Show all lines holding the string "staff".

►

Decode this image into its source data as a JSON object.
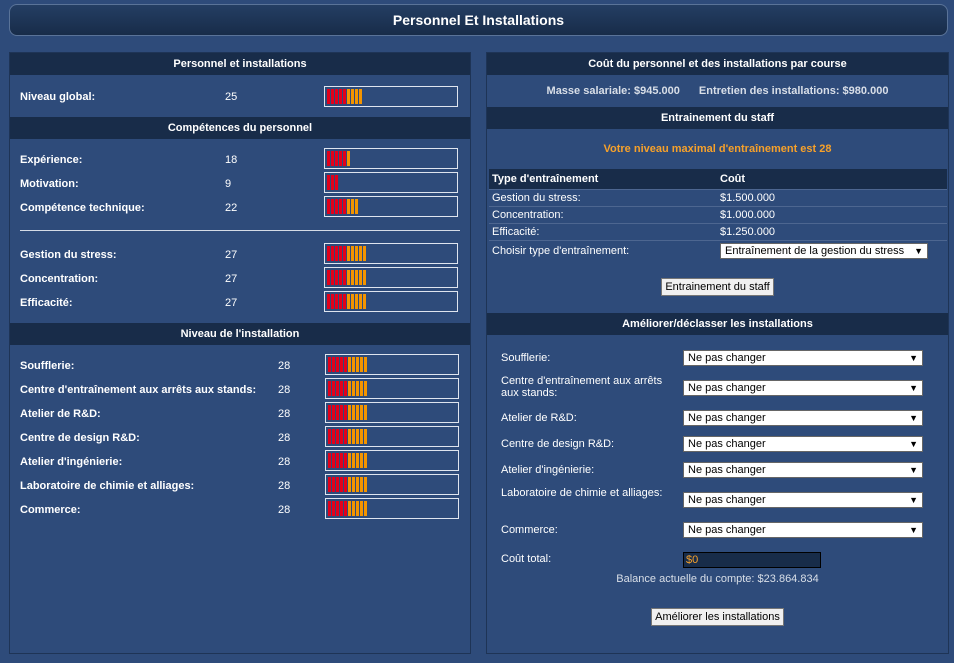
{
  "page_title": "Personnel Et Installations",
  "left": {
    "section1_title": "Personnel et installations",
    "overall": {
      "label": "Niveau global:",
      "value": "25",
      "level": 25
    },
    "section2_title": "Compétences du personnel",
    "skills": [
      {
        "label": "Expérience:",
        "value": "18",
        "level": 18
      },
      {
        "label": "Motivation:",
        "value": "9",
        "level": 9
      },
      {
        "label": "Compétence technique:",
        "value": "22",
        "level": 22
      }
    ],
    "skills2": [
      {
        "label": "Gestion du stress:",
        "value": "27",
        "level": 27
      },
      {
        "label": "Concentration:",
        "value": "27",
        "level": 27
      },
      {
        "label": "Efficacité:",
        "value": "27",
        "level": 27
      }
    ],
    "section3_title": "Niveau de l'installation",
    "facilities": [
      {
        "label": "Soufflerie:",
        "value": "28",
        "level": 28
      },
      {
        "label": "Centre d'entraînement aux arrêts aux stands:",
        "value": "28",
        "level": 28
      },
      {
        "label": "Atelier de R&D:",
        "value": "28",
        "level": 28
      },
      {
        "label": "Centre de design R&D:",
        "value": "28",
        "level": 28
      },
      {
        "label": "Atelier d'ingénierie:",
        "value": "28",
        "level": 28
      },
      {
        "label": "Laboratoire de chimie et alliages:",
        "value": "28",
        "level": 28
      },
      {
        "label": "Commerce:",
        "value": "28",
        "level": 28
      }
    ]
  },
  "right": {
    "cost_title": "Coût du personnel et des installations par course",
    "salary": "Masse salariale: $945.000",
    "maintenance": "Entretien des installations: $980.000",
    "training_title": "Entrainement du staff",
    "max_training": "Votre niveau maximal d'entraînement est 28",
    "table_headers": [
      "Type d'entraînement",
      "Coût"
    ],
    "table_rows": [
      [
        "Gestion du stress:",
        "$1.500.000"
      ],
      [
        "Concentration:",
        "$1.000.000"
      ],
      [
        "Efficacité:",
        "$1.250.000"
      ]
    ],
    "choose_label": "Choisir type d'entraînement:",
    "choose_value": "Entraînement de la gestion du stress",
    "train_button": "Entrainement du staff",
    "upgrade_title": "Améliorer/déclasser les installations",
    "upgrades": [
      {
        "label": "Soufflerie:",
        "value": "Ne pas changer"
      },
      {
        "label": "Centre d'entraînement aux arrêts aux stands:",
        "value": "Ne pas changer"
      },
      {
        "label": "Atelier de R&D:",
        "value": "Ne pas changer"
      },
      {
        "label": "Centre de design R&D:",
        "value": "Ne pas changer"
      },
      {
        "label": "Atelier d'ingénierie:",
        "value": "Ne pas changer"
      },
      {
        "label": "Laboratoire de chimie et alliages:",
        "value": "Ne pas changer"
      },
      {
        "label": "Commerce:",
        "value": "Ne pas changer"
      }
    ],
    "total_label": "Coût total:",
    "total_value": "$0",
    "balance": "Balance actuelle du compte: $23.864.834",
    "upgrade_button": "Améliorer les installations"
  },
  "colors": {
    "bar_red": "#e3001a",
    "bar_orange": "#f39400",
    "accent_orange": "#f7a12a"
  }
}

◄
►

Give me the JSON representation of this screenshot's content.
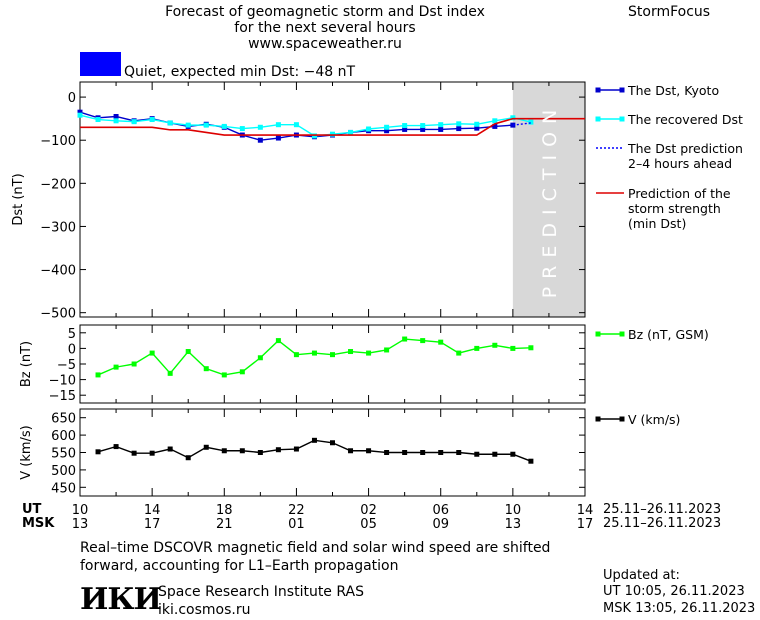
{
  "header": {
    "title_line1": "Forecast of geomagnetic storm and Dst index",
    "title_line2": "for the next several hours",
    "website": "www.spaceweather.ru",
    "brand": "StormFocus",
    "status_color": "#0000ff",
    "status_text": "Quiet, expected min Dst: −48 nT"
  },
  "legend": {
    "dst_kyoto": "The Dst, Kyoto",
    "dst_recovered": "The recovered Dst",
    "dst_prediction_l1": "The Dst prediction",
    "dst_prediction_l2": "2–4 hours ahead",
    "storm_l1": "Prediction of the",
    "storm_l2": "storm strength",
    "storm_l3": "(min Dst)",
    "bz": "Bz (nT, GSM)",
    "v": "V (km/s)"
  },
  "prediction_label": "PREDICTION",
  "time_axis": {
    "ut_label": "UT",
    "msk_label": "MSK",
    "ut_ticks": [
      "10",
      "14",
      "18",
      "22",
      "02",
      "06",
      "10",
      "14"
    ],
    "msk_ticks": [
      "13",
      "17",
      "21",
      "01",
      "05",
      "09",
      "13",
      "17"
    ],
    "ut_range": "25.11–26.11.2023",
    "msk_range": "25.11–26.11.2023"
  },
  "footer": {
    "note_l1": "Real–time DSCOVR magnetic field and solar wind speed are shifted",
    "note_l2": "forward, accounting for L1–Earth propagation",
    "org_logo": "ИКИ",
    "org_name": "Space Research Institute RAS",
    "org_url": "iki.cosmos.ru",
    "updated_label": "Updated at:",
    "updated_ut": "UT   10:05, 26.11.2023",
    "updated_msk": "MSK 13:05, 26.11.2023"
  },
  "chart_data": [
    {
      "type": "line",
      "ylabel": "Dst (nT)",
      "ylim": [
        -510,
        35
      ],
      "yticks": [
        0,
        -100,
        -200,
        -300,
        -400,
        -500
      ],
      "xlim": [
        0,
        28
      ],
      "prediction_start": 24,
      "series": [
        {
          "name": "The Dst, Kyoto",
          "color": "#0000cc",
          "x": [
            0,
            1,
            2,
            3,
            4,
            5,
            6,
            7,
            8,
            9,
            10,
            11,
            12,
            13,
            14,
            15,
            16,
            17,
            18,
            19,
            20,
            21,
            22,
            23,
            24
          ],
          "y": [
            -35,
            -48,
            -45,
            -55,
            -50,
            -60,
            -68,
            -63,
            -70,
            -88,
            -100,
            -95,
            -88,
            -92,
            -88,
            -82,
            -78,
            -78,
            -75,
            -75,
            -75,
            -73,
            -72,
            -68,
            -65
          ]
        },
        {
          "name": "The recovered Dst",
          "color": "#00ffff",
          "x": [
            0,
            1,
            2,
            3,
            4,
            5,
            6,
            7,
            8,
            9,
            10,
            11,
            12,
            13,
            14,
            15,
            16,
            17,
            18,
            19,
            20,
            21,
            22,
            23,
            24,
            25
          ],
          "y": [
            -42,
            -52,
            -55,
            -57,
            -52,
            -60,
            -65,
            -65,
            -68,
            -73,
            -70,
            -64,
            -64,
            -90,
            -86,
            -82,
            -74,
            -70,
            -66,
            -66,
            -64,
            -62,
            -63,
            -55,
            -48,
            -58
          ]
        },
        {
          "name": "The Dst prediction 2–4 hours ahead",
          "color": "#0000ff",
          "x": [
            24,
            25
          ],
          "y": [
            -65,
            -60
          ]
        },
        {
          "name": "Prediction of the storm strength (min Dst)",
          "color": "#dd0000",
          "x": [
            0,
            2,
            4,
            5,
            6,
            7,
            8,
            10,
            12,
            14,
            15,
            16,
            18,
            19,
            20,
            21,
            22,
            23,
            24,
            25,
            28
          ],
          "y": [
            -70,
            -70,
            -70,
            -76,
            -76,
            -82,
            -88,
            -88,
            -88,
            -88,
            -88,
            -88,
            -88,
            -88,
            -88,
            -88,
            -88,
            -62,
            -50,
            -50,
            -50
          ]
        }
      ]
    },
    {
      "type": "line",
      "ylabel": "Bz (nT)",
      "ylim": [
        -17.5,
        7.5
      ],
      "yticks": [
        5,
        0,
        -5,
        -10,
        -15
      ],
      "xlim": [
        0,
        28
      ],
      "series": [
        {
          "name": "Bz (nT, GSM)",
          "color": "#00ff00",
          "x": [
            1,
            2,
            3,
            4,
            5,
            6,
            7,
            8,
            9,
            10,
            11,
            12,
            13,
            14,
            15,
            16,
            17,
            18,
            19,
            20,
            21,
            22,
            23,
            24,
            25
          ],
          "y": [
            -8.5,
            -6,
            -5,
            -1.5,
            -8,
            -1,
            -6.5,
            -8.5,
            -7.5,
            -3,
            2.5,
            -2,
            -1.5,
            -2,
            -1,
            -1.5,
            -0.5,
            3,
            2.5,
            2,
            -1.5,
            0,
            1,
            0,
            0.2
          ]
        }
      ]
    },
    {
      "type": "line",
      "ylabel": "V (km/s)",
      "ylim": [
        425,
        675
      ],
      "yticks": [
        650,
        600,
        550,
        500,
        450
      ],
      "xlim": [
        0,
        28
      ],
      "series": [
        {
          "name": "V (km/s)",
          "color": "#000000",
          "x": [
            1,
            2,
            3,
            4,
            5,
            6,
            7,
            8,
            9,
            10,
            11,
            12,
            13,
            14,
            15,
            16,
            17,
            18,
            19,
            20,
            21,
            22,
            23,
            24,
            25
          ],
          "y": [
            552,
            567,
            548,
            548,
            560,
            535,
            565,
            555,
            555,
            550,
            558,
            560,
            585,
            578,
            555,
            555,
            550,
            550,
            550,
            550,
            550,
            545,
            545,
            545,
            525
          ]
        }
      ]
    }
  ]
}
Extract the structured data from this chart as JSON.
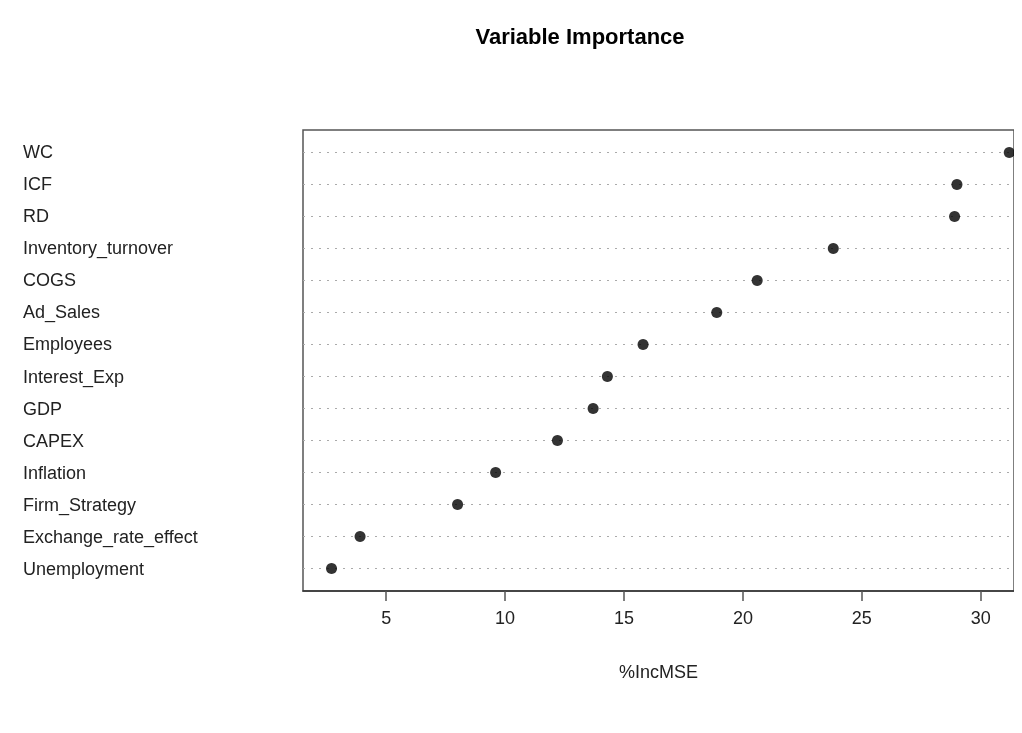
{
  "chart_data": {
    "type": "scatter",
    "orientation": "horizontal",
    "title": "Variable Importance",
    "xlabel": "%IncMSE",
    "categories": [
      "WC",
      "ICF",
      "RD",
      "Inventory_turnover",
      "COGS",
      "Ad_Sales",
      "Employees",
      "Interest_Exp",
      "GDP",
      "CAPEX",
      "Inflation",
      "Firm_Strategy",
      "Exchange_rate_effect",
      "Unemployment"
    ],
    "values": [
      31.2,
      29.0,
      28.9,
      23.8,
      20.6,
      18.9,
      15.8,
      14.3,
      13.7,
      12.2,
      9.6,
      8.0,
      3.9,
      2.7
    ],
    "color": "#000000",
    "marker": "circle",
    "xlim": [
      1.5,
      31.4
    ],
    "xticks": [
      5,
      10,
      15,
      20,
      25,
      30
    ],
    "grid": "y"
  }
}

◄
►

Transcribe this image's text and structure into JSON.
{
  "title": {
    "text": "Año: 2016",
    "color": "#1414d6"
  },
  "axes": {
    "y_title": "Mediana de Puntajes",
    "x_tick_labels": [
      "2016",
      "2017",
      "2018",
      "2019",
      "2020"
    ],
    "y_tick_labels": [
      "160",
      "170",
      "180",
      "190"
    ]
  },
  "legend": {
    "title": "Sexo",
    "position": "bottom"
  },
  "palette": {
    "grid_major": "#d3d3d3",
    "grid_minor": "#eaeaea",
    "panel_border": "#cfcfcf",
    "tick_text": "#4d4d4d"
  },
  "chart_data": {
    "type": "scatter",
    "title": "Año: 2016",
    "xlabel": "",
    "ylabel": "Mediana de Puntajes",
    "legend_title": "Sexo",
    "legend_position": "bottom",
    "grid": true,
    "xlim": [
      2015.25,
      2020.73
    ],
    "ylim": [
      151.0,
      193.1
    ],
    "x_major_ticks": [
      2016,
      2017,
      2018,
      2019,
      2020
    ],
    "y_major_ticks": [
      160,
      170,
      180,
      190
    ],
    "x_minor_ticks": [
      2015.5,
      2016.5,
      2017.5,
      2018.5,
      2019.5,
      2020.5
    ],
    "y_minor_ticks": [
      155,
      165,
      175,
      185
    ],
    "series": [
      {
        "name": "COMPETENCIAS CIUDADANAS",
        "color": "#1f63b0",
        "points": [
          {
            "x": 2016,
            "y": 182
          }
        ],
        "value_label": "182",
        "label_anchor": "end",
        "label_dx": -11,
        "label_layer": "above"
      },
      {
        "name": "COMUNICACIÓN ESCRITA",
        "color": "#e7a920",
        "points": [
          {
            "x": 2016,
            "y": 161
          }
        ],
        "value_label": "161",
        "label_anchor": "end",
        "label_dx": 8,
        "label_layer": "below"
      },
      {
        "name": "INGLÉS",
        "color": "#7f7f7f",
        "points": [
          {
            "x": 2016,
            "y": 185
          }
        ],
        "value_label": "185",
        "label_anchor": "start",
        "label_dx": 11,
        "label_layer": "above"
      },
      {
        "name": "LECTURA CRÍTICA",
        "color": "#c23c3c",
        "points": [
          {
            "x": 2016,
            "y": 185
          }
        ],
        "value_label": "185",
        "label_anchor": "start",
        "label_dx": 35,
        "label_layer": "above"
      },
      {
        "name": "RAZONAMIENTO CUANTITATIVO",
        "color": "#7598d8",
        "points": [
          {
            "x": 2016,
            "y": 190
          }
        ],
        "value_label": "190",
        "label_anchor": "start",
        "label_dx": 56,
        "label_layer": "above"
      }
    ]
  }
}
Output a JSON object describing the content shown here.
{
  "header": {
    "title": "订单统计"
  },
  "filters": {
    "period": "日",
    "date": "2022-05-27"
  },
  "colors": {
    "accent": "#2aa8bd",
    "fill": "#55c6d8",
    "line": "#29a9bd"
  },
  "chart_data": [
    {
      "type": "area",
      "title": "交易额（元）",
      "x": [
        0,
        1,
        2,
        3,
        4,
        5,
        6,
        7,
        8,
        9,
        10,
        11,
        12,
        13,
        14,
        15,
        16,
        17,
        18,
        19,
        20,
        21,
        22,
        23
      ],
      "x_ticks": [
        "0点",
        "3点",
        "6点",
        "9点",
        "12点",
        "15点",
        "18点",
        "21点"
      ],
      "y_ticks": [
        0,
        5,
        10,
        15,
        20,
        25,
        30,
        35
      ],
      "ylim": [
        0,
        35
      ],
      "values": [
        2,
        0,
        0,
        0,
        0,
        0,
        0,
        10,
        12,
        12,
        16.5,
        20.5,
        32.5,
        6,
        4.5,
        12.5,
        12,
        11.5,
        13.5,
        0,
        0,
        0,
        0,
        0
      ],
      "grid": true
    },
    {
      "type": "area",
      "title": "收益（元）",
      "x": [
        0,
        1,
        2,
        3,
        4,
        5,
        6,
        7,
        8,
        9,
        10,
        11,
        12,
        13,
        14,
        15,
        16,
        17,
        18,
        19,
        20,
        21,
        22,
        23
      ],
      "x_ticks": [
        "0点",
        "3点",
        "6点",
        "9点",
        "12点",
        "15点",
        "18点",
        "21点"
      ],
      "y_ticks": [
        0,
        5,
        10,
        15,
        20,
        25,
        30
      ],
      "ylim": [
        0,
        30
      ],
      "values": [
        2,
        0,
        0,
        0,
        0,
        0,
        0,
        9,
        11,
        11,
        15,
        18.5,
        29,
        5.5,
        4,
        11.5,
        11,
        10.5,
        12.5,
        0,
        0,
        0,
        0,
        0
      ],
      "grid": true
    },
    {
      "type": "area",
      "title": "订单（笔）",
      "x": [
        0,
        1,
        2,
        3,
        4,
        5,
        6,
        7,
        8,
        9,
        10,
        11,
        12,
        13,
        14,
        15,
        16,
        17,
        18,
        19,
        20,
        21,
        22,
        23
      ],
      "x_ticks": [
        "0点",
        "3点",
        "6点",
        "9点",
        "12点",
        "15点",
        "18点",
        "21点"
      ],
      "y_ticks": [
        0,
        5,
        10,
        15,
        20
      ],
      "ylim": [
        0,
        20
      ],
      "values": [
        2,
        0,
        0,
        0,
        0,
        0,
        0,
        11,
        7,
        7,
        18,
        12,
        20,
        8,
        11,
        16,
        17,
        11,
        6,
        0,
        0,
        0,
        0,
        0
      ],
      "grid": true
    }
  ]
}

◄

## EXPECTED OUTPUT
    "training_title": "Entrainement du staff",
    "train_button": "Entrainement du staff",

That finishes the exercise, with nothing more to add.